_TASK DESCRIPTION:_ Copy out every line that contains the word "this".

_PROVIDED DATA:_
************
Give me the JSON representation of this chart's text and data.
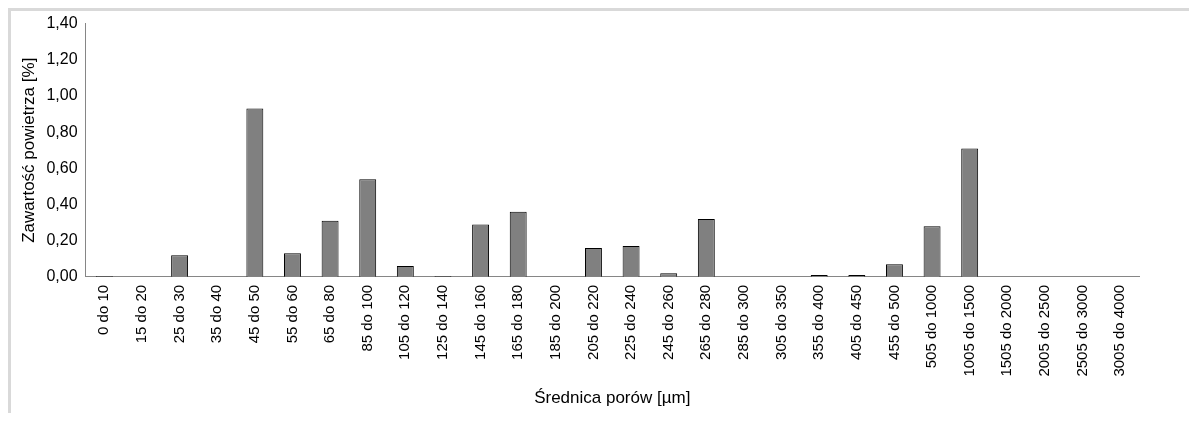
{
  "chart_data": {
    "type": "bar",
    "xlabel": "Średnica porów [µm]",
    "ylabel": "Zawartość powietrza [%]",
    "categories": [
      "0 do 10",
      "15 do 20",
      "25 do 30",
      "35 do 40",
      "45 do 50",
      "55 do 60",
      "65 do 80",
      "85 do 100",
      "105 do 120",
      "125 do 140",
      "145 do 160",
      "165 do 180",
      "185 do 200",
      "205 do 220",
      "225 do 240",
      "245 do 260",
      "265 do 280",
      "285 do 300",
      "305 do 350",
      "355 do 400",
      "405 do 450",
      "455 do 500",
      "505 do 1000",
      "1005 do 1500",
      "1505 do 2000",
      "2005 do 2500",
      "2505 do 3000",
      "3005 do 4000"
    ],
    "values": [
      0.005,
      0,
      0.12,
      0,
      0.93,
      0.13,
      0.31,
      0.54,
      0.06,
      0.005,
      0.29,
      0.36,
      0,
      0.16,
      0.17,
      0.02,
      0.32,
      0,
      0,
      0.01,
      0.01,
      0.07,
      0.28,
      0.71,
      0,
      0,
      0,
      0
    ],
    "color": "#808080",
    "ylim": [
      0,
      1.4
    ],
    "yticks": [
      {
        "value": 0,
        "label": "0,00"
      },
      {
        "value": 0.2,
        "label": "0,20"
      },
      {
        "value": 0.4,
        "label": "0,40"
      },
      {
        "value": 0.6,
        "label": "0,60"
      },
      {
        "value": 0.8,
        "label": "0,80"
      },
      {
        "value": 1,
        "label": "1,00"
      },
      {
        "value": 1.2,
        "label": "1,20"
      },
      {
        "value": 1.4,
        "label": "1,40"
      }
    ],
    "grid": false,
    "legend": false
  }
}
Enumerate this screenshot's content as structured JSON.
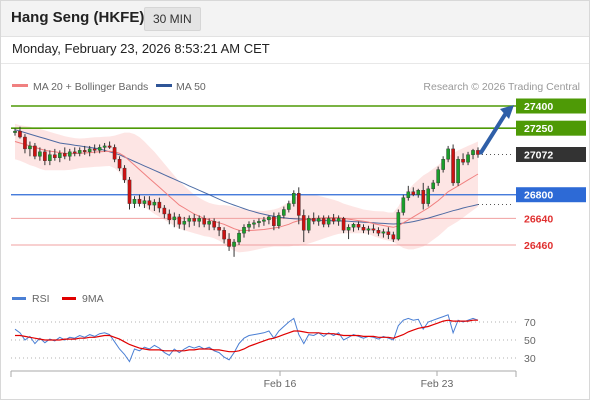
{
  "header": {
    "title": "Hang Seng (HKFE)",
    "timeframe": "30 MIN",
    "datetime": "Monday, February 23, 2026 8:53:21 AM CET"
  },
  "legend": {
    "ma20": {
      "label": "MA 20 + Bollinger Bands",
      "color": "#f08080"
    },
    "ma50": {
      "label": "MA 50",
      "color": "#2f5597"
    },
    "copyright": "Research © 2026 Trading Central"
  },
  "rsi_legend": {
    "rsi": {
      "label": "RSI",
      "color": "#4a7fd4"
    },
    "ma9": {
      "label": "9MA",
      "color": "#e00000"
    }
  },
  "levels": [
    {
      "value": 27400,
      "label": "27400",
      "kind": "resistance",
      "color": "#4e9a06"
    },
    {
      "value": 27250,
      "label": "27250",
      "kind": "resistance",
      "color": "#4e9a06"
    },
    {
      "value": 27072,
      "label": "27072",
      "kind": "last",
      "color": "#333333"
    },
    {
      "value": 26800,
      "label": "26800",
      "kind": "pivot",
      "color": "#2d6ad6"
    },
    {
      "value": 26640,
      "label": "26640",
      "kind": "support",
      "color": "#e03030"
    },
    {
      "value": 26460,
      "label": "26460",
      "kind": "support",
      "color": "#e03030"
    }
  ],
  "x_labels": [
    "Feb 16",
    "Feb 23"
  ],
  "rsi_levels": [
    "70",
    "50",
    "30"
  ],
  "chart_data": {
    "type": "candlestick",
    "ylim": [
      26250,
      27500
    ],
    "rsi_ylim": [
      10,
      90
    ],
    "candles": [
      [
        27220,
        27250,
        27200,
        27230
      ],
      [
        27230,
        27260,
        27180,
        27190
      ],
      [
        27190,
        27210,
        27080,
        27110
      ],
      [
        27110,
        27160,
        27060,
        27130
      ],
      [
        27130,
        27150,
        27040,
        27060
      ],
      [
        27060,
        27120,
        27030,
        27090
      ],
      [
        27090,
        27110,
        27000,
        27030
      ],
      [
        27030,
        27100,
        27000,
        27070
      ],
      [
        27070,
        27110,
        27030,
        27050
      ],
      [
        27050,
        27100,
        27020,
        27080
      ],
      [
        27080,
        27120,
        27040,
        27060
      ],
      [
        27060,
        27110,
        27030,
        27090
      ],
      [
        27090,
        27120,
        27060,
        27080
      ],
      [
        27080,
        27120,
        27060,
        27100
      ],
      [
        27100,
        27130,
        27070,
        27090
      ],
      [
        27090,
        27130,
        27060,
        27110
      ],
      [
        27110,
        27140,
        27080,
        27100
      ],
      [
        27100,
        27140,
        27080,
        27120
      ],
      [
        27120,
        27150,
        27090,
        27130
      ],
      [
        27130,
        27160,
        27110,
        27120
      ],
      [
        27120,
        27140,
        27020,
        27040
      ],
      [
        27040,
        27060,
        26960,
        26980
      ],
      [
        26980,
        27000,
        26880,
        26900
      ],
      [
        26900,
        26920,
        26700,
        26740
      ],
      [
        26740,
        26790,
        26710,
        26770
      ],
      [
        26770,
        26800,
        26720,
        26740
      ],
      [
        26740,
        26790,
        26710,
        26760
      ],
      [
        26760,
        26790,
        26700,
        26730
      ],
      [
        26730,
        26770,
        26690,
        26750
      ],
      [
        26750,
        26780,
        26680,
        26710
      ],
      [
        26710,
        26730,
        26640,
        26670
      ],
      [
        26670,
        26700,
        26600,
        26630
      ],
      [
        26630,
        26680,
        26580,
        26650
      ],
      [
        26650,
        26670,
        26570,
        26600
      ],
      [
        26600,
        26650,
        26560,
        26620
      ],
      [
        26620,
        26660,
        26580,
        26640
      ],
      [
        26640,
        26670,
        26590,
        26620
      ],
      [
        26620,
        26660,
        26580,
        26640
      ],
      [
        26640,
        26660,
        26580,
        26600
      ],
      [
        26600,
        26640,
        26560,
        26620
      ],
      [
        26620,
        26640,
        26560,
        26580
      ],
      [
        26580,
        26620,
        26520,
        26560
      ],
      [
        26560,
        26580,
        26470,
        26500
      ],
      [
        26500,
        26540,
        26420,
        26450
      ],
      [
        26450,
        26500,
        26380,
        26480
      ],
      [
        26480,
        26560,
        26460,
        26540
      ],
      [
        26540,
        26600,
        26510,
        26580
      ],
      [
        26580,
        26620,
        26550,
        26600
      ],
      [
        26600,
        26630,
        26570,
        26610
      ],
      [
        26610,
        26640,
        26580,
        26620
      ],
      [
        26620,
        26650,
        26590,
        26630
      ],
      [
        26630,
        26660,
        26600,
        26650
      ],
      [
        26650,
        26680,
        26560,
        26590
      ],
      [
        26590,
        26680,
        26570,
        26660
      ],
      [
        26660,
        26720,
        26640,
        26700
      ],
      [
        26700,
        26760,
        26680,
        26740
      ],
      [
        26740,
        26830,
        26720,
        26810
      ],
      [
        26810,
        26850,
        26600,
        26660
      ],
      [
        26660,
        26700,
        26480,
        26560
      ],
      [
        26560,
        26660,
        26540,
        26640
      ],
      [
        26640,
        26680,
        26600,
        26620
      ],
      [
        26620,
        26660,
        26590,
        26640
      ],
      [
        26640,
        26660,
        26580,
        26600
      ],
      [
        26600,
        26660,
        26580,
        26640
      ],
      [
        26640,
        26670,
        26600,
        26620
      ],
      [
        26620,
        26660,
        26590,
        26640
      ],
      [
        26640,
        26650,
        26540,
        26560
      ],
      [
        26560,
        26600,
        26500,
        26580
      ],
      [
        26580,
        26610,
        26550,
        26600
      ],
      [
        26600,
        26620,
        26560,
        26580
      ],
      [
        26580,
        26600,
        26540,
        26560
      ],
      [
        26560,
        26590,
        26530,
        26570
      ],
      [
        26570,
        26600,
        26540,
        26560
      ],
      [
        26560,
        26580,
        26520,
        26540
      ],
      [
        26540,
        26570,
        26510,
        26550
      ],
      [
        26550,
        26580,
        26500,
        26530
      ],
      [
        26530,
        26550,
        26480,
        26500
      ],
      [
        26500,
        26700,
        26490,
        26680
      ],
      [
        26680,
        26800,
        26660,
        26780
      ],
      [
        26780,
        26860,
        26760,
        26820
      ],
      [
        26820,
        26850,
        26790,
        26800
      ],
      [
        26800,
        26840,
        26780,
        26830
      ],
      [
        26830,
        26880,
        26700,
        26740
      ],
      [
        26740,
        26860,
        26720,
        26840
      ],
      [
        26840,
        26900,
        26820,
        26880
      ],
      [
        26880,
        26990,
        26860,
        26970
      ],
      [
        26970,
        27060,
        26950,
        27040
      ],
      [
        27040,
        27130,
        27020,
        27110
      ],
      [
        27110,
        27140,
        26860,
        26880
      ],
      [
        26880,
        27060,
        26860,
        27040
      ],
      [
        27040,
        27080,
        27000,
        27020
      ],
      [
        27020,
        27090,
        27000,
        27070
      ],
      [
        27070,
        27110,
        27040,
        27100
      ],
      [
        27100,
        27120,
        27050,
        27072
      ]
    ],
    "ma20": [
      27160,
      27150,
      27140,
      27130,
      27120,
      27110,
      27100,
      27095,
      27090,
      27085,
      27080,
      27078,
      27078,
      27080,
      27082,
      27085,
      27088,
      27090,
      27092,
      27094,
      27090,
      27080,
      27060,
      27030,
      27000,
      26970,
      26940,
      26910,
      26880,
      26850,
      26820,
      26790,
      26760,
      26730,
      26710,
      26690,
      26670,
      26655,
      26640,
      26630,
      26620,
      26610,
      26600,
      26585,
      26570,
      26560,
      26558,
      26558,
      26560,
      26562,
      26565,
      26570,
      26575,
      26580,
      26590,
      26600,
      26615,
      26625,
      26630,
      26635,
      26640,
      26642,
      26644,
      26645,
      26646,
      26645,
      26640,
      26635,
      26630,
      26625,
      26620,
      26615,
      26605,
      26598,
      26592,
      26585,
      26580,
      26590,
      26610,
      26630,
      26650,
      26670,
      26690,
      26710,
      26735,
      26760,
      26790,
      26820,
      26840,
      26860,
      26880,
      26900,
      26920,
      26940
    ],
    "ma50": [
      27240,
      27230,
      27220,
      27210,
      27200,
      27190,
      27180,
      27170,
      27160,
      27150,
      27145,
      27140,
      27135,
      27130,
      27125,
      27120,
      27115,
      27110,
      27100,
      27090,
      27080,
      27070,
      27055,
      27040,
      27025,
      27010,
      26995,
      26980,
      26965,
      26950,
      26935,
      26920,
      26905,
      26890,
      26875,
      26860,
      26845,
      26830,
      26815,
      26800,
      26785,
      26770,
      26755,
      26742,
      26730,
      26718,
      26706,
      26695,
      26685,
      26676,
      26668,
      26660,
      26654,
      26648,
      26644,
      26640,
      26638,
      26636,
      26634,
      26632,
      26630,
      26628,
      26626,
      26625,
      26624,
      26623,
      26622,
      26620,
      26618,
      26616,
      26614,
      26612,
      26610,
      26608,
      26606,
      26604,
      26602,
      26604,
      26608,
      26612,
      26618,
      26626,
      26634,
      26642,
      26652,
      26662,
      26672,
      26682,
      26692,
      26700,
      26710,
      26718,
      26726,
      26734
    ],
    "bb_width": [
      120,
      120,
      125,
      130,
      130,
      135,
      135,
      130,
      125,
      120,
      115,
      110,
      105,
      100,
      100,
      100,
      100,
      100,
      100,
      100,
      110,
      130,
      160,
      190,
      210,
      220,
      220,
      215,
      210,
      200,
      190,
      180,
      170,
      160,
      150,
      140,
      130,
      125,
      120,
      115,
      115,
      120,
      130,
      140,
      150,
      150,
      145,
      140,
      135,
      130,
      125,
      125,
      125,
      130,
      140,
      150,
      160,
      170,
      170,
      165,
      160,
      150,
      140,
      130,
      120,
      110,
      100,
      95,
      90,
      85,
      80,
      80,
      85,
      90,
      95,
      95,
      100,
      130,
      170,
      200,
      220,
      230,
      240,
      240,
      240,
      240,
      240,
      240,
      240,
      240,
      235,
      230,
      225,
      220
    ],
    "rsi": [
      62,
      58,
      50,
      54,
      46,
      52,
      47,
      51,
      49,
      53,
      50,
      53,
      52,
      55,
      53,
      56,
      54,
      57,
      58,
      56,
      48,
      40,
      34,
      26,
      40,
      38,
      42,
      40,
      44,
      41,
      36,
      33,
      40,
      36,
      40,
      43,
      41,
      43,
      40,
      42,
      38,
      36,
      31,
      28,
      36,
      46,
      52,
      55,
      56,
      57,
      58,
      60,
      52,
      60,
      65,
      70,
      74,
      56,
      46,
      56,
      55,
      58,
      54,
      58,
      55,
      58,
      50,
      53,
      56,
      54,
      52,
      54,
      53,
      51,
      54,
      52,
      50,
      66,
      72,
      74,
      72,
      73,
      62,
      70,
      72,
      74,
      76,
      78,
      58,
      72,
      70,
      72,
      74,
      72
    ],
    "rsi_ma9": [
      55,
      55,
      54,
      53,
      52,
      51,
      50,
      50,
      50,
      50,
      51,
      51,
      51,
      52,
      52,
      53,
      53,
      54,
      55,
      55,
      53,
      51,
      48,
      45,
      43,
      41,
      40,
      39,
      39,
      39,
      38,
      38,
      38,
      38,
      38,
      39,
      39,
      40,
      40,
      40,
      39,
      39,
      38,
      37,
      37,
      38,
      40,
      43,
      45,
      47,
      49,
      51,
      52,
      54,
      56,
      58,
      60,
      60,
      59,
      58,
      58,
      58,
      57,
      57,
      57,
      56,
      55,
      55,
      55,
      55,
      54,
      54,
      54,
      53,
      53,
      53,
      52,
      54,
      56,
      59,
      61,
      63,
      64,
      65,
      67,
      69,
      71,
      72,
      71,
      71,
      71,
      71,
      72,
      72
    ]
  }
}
************
_TASK SOLUTION:_
Give me the JSON representation of this chart's text and data.
Enumerate this screenshot's content as structured JSON.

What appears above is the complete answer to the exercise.